* Short task *
State the number of lines in the material below that have "month" in them, without any other text.

(A block of data)
>> Start

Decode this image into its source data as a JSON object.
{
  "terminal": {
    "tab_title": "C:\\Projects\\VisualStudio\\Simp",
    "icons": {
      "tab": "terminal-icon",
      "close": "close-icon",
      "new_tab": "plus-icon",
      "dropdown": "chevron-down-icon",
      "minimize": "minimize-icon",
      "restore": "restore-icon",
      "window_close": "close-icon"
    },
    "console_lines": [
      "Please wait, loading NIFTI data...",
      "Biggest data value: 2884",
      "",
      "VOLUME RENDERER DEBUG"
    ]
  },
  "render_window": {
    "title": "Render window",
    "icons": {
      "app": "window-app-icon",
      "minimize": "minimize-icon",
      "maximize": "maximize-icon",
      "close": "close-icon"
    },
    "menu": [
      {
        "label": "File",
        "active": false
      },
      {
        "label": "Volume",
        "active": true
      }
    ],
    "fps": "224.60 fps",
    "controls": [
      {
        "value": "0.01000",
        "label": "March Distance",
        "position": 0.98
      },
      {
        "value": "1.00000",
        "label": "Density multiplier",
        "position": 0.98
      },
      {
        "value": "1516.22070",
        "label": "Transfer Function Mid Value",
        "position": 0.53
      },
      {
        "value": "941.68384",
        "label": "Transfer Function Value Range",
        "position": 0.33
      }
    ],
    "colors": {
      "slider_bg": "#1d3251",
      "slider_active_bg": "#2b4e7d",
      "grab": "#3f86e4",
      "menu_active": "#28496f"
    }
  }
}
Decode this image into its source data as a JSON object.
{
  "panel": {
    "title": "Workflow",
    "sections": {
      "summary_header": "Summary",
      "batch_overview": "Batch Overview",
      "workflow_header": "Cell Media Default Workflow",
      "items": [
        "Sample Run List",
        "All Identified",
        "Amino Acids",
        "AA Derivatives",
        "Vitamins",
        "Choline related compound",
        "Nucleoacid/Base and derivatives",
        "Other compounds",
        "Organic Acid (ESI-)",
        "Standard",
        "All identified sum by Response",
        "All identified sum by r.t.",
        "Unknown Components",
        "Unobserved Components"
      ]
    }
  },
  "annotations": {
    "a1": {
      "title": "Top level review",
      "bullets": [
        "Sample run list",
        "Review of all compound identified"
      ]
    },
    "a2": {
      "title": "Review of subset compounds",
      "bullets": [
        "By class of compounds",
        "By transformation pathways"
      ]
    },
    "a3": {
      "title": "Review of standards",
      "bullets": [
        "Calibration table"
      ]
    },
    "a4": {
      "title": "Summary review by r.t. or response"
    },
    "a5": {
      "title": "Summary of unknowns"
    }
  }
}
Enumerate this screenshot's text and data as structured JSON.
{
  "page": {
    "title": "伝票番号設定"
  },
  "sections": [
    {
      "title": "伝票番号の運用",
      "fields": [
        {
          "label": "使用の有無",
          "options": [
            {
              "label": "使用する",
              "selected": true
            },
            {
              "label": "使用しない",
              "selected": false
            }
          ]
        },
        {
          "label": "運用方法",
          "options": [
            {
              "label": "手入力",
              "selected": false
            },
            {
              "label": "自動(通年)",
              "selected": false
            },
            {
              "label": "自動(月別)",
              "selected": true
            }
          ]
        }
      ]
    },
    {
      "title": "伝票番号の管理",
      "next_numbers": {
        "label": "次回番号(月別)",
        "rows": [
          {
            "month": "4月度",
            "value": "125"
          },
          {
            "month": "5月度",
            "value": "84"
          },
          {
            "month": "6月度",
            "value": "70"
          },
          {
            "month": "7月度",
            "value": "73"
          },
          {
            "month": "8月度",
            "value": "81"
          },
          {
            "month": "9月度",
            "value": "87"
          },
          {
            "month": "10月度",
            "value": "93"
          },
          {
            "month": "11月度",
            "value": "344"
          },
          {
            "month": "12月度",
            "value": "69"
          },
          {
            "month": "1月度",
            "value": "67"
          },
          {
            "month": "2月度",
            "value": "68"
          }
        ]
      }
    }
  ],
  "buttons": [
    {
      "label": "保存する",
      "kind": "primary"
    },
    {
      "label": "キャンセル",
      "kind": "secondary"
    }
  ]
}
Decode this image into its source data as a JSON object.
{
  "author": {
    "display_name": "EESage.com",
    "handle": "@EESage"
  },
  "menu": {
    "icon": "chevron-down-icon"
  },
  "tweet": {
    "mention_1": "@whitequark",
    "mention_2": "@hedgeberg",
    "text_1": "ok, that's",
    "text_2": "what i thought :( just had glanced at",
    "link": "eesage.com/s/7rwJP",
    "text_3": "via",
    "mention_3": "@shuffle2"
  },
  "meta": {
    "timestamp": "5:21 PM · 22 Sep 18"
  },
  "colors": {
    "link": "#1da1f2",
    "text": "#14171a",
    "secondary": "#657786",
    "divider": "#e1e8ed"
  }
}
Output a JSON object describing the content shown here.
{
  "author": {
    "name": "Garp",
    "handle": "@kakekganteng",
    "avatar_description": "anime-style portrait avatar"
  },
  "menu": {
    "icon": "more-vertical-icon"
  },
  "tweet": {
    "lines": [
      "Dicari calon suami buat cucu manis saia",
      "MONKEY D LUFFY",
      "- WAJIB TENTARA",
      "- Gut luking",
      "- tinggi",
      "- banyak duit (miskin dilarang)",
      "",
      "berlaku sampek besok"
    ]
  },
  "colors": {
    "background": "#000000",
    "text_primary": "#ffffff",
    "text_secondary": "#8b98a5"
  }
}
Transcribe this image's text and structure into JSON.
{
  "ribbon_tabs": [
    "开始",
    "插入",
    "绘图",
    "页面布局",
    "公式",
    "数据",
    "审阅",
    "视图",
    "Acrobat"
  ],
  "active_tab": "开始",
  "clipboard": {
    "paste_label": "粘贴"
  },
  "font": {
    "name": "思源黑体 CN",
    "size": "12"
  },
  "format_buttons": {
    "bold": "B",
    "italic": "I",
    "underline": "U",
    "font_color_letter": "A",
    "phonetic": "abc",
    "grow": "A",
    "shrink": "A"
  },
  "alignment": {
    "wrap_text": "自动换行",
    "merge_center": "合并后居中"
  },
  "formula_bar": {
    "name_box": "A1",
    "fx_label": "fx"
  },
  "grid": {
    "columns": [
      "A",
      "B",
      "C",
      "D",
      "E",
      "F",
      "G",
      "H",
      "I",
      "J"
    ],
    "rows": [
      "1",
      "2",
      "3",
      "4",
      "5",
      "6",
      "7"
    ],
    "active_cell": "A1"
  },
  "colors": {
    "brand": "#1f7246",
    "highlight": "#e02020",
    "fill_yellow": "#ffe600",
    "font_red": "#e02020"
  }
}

>> End

* Result of this exercise *
11